Start DATA TO PROCESS

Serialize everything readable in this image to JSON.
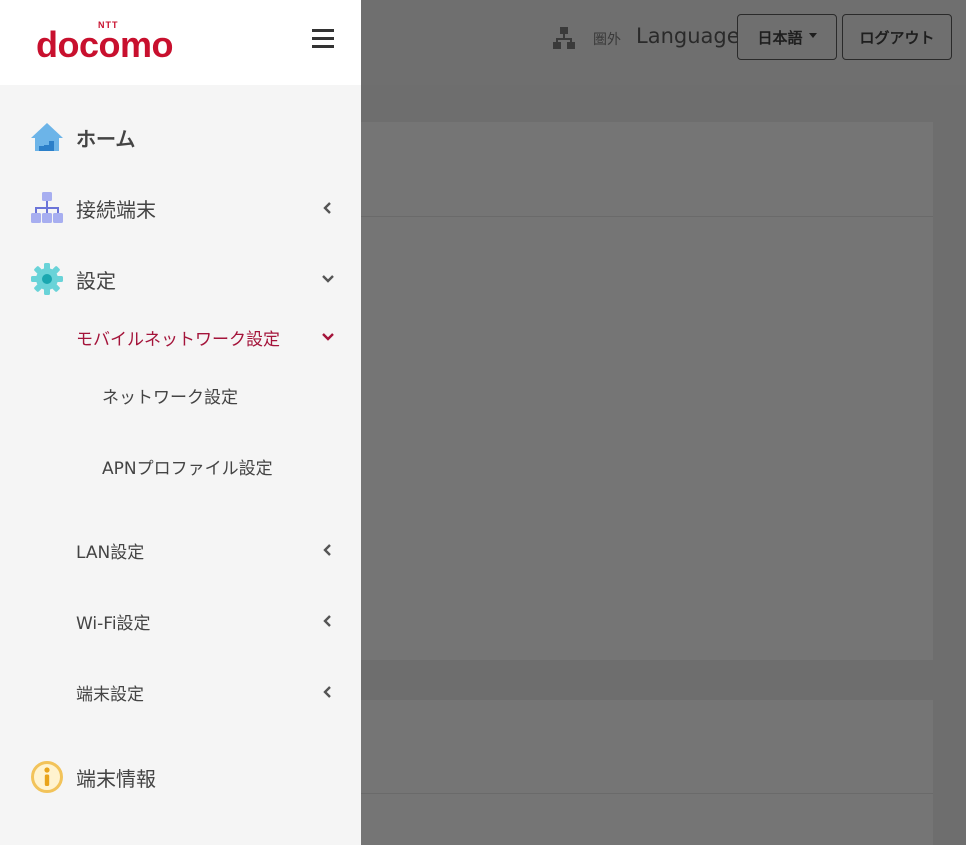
{
  "header": {
    "logo_brand": "NTT",
    "logo_text": "docomo",
    "signal_text": "圏外",
    "language_label": "Language",
    "language_select": "日本語",
    "logout_button": "ログアウト"
  },
  "sidebar": {
    "items": [
      {
        "label": "ホーム",
        "icon": "home-icon"
      },
      {
        "label": "接続端末",
        "icon": "network-icon",
        "chevron": "left"
      },
      {
        "label": "設定",
        "icon": "gear-icon",
        "chevron": "down"
      },
      {
        "label": "モバイルネットワーク設定",
        "chevron": "down",
        "active": true
      },
      {
        "label": "ネットワーク設定"
      },
      {
        "label": "APNプロファイル設定"
      },
      {
        "label": "LAN設定",
        "chevron": "left"
      },
      {
        "label": "Wi-Fi設定",
        "chevron": "left"
      },
      {
        "label": "端末設定",
        "chevron": "left"
      },
      {
        "label": "端末情報",
        "icon": "info-icon"
      }
    ]
  },
  "colors": {
    "brand": "#c8102e",
    "active": "#a4143a",
    "overlay": "#6e6e6e"
  }
}
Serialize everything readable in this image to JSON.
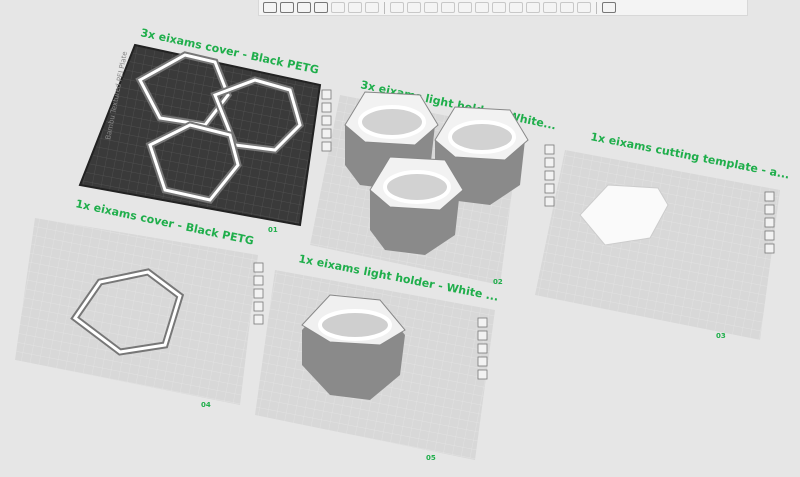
{
  "toolbar": {
    "buttons": [
      "add-plate",
      "auto-arrange-plate",
      "orient",
      "plate-settings",
      "copy",
      "paste",
      "delete",
      "move",
      "rotate",
      "scale",
      "cut",
      "split",
      "merge",
      "support-paint",
      "seam-paint",
      "color-paint",
      "text",
      "measure",
      "assembly",
      "layout-view"
    ]
  },
  "plates": [
    {
      "number": "01",
      "label": "3x eixams cover - Black PETG",
      "bed_text": "Bambu Textured PEI Plate"
    },
    {
      "number": "02",
      "label": "3x eixams light holder - White...",
      "bed_text": ""
    },
    {
      "number": "03",
      "label": "1x eixams cutting template - a...",
      "bed_text": ""
    },
    {
      "number": "04",
      "label": "1x eixams cover - Black PETG",
      "bed_text": ""
    },
    {
      "number": "05",
      "label": "1x eixams light holder - White ...",
      "bed_text": ""
    }
  ],
  "plate_buttons": [
    "close-plate",
    "auto-arrange",
    "orient-plate",
    "lock-plate",
    "plate-settings"
  ],
  "edit_icon": "✎",
  "colors": {
    "accent": "#1fae4b",
    "bed_dark": "#3a3a3a",
    "bed_light": "#d6d6d6"
  }
}
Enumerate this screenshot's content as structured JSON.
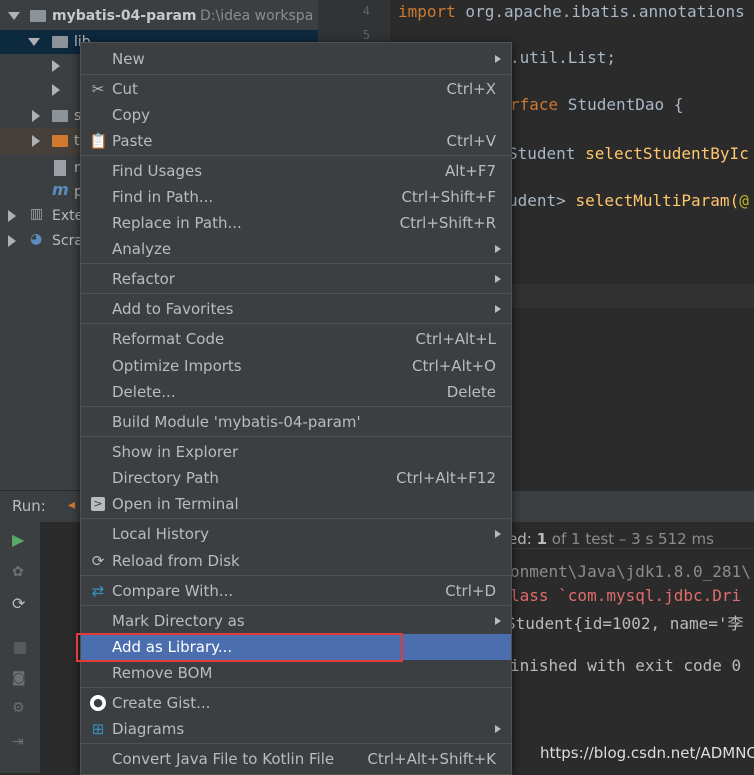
{
  "project": {
    "root_name": "mybatis-04-param",
    "root_path": "D:\\idea workspa",
    "lib": "lib",
    "partial_s": "s",
    "partial_t": "t",
    "partial_m": "m",
    "partial_p": "p",
    "external": "Exte",
    "scratches": "Scra"
  },
  "gutter": {
    "line4": "4",
    "line5": "5"
  },
  "editor": {
    "line1_kw": "import",
    "line1_rest": " org.apache.ibatis.annotations",
    "line2": ".util.List;",
    "line3_kw": "rface",
    "line3_rest": " StudentDao {",
    "line4_type": "Student ",
    "line4_fn": "selectStudentByIc",
    "line5_type": "udent> ",
    "line5_fn": "selectMultiParam(",
    "line5_at": "@",
    "line6_at": "@"
  },
  "run": {
    "label": "Run:",
    "status_prefix": "ed: ",
    "status_count": "1",
    "status_rest": " of 1 test – 3 s 512 ms",
    "out1": "onment\\Java\\jdk1.8.0_281\\",
    "out2_kw": "lass",
    "out2_rest": " `com.mysql.jdbc.Dri",
    "out3": "Student{id=1002, name='李",
    "out4": "inished with exit code 0"
  },
  "menu": {
    "new": "New",
    "cut": "Cut",
    "cut_sc": "Ctrl+X",
    "copy": "Copy",
    "paste": "Paste",
    "paste_sc": "Ctrl+V",
    "find_usages": "Find Usages",
    "find_usages_sc": "Alt+F7",
    "find_in_path": "Find in Path...",
    "find_in_path_sc": "Ctrl+Shift+F",
    "replace_in_path": "Replace in Path...",
    "replace_in_path_sc": "Ctrl+Shift+R",
    "analyze": "Analyze",
    "refactor": "Refactor",
    "add_to_favorites": "Add to Favorites",
    "reformat": "Reformat Code",
    "reformat_sc": "Ctrl+Alt+L",
    "optimize": "Optimize Imports",
    "optimize_sc": "Ctrl+Alt+O",
    "delete": "Delete...",
    "delete_sc": "Delete",
    "build_module": "Build Module 'mybatis-04-param'",
    "show_explorer": "Show in Explorer",
    "directory_path": "Directory Path",
    "directory_path_sc": "Ctrl+Alt+F12",
    "open_terminal": "Open in Terminal",
    "local_history": "Local History",
    "reload_disk": "Reload from Disk",
    "compare_with": "Compare With...",
    "compare_with_sc": "Ctrl+D",
    "mark_directory": "Mark Directory as",
    "add_library": "Add as Library...",
    "remove_bom": "Remove BOM",
    "create_gist": "Create Gist...",
    "diagrams": "Diagrams",
    "convert_kotlin": "Convert Java File to Kotlin File",
    "convert_kotlin_sc": "Ctrl+Alt+Shift+K"
  },
  "watermark": "https://blog.csdn.net/ADMNC",
  "colors": {
    "selection": "#4b6eaf",
    "highlight_box": "#e33a3a"
  }
}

End DATA TO PROCESS

REQUIRED TASK - Identify the lines of the entries containing the string "holder". Copy each such line.

REPLY TO THE EXERCISE -
      "label": "3x eixams light holder - White...",
      "label": "1x eixams light holder - White ...",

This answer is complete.